* _Job_:
Of the lines listed below, how many contain the string "Report"? Answer with the number alone.

Saved entries

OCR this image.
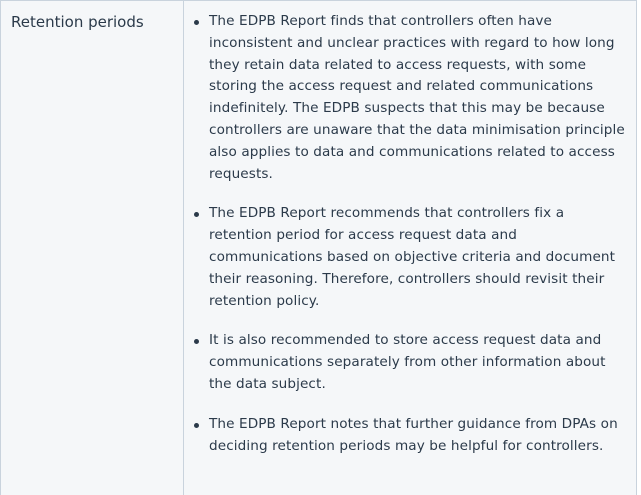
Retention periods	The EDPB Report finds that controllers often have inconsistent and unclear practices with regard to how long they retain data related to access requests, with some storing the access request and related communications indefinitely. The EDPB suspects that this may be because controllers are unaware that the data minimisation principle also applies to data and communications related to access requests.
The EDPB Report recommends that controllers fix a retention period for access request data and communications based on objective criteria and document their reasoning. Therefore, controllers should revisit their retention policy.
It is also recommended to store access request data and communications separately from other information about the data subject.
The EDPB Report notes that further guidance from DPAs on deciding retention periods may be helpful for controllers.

==

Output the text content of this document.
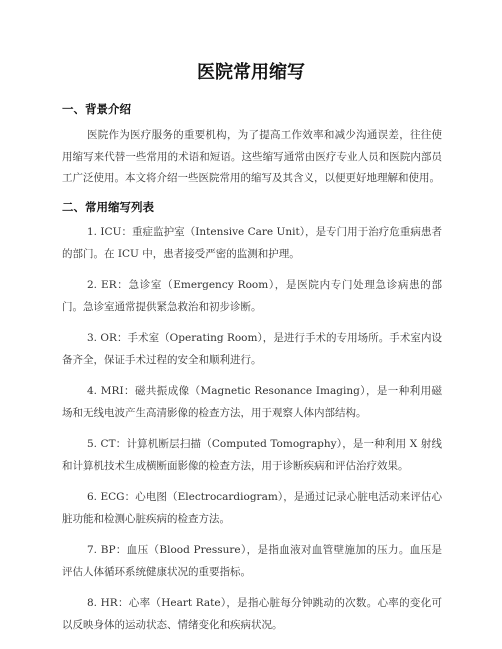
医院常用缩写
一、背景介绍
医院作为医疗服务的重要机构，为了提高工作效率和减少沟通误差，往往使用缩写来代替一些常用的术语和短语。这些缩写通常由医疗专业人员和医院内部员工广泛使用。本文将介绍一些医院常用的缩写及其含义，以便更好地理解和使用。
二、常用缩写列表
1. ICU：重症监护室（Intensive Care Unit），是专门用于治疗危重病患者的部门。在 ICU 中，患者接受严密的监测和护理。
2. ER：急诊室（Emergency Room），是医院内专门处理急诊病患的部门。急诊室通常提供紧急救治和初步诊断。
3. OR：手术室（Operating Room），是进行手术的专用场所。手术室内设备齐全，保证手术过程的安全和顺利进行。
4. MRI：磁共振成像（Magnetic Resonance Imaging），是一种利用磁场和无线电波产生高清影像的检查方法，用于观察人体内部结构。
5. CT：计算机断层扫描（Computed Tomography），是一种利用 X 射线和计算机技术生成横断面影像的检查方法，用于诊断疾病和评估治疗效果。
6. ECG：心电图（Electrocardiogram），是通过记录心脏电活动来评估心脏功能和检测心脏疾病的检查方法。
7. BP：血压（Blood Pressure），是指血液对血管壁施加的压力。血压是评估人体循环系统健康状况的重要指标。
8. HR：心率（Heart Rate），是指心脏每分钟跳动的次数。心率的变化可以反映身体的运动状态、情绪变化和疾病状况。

* _Written answer_:
3